— Begin RECORDS SUPPLIED —

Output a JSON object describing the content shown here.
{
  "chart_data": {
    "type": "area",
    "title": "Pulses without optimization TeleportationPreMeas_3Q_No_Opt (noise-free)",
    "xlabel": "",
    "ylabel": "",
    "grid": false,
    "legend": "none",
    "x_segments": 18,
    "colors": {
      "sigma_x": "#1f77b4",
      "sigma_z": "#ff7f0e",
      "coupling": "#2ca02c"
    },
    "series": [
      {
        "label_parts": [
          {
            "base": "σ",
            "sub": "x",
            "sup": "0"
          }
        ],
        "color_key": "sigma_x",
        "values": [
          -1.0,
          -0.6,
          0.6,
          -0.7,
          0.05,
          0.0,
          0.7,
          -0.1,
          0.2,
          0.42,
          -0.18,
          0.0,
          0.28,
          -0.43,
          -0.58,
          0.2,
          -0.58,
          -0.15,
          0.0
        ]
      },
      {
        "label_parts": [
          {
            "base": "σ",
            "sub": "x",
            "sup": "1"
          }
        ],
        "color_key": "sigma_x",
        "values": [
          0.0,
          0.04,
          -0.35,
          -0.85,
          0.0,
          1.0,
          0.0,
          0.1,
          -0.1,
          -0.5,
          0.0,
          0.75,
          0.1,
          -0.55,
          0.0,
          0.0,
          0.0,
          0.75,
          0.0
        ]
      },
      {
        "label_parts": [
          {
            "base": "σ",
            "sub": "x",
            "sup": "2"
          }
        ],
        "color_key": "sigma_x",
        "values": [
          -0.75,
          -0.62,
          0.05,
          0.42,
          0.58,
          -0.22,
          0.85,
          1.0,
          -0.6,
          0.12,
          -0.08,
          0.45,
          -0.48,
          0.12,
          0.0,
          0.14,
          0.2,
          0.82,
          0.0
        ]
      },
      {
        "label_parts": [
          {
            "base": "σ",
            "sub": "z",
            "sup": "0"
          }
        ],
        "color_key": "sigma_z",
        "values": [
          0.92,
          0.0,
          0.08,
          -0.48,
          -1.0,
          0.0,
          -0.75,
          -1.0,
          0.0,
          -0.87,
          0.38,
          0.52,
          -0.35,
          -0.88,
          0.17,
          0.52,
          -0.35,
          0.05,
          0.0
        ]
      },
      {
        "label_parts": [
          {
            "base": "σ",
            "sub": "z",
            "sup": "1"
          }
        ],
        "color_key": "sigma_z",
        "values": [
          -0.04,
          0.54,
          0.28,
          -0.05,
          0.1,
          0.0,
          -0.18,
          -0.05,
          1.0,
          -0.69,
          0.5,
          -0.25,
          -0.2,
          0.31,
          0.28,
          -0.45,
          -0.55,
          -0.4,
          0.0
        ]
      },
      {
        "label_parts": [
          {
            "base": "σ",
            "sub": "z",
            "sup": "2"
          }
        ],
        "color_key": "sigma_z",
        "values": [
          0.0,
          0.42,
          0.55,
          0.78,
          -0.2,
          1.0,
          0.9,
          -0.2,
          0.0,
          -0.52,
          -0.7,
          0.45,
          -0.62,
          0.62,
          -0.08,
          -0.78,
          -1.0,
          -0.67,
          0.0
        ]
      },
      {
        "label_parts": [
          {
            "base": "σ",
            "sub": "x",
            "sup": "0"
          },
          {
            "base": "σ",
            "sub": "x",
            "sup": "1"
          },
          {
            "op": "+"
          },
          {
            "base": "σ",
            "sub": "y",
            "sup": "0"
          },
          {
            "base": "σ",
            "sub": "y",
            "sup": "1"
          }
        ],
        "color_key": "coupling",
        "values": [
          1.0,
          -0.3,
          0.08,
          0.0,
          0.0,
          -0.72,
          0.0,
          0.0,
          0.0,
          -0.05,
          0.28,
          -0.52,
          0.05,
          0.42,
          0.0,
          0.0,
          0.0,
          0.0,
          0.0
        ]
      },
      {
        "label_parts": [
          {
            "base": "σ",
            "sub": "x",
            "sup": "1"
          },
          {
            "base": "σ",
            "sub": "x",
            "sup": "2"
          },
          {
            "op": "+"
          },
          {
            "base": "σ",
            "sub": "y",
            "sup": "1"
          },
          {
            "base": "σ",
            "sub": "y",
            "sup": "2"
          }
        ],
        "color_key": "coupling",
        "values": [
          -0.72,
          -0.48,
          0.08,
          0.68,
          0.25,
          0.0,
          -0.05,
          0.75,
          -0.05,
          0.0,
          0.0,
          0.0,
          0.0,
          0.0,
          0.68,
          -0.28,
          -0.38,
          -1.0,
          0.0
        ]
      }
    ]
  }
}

— End RECORDS SUPPLIED —

## TASK BRIEF
Set down the listing in full, keeping every word exactly as it is.

## FINAL RESULT
Output a JSON object describing the content shown here.
{
  "chart_data": {
    "type": "area",
    "title": "Pulses without optimization TeleportationPreMeas_3Q_No_Opt (noise-free)",
    "xlabel": "",
    "ylabel": "",
    "grid": false,
    "legend": "none",
    "x_segments": 18,
    "colors": {
      "sigma_x": "#1f77b4",
      "sigma_z": "#ff7f0e",
      "coupling": "#2ca02c"
    },
    "series": [
      {
        "label_parts": [
          {
            "base": "σ",
            "sub": "x",
            "sup": "0"
          }
        ],
        "color_key": "sigma_x",
        "values": [
          -1.0,
          -0.6,
          0.6,
          -0.7,
          0.05,
          0.0,
          0.7,
          -0.1,
          0.2,
          0.42,
          -0.18,
          0.0,
          0.28,
          -0.43,
          -0.58,
          0.2,
          -0.58,
          -0.15,
          0.0
        ]
      },
      {
        "label_parts": [
          {
            "base": "σ",
            "sub": "x",
            "sup": "1"
          }
        ],
        "color_key": "sigma_x",
        "values": [
          0.0,
          0.04,
          -0.35,
          -0.85,
          0.0,
          1.0,
          0.0,
          0.1,
          -0.1,
          -0.5,
          0.0,
          0.75,
          0.1,
          -0.55,
          0.0,
          0.0,
          0.0,
          0.75,
          0.0
        ]
      },
      {
        "label_parts": [
          {
            "base": "σ",
            "sub": "x",
            "sup": "2"
          }
        ],
        "color_key": "sigma_x",
        "values": [
          -0.75,
          -0.62,
          0.05,
          0.42,
          0.58,
          -0.22,
          0.85,
          1.0,
          -0.6,
          0.12,
          -0.08,
          0.45,
          -0.48,
          0.12,
          0.0,
          0.14,
          0.2,
          0.82,
          0.0
        ]
      },
      {
        "label_parts": [
          {
            "base": "σ",
            "sub": "z",
            "sup": "0"
          }
        ],
        "color_key": "sigma_z",
        "values": [
          0.92,
          0.0,
          0.08,
          -0.48,
          -1.0,
          0.0,
          -0.75,
          -1.0,
          0.0,
          -0.87,
          0.38,
          0.52,
          -0.35,
          -0.88,
          0.17,
          0.52,
          -0.35,
          0.05,
          0.0
        ]
      },
      {
        "label_parts": [
          {
            "base": "σ",
            "sub": "z",
            "sup": "1"
          }
        ],
        "color_key": "sigma_z",
        "values": [
          -0.04,
          0.54,
          0.28,
          -0.05,
          0.1,
          0.0,
          -0.18,
          -0.05,
          1.0,
          -0.69,
          0.5,
          -0.25,
          -0.2,
          0.31,
          0.28,
          -0.45,
          -0.55,
          -0.4,
          0.0
        ]
      },
      {
        "label_parts": [
          {
            "base": "σ",
            "sub": "z",
            "sup": "2"
          }
        ],
        "color_key": "sigma_z",
        "values": [
          0.0,
          0.42,
          0.55,
          0.78,
          -0.2,
          1.0,
          0.9,
          -0.2,
          0.0,
          -0.52,
          -0.7,
          0.45,
          -0.62,
          0.62,
          -0.08,
          -0.78,
          -1.0,
          -0.67,
          0.0
        ]
      },
      {
        "label_parts": [
          {
            "base": "σ",
            "sub": "x",
            "sup": "0"
          },
          {
            "base": "σ",
            "sub": "x",
            "sup": "1"
          },
          {
            "op": "+"
          },
          {
            "base": "σ",
            "sub": "y",
            "sup": "0"
          },
          {
            "base": "σ",
            "sub": "y",
            "sup": "1"
          }
        ],
        "color_key": "coupling",
        "values": [
          1.0,
          -0.3,
          0.08,
          0.0,
          0.0,
          -0.72,
          0.0,
          0.0,
          0.0,
          -0.05,
          0.28,
          -0.52,
          0.05,
          0.42,
          0.0,
          0.0,
          0.0,
          0.0,
          0.0
        ]
      },
      {
        "label_parts": [
          {
            "base": "σ",
            "sub": "x",
            "sup": "1"
          },
          {
            "base": "σ",
            "sub": "x",
            "sup": "2"
          },
          {
            "op": "+"
          },
          {
            "base": "σ",
            "sub": "y",
            "sup": "1"
          },
          {
            "base": "σ",
            "sub": "y",
            "sup": "2"
          }
        ],
        "color_key": "coupling",
        "values": [
          -0.72,
          -0.48,
          0.08,
          0.68,
          0.25,
          0.0,
          -0.05,
          0.75,
          -0.05,
          0.0,
          0.0,
          0.0,
          0.0,
          0.0,
          0.68,
          -0.28,
          -0.38,
          -1.0,
          0.0
        ]
      }
    ]
  }
}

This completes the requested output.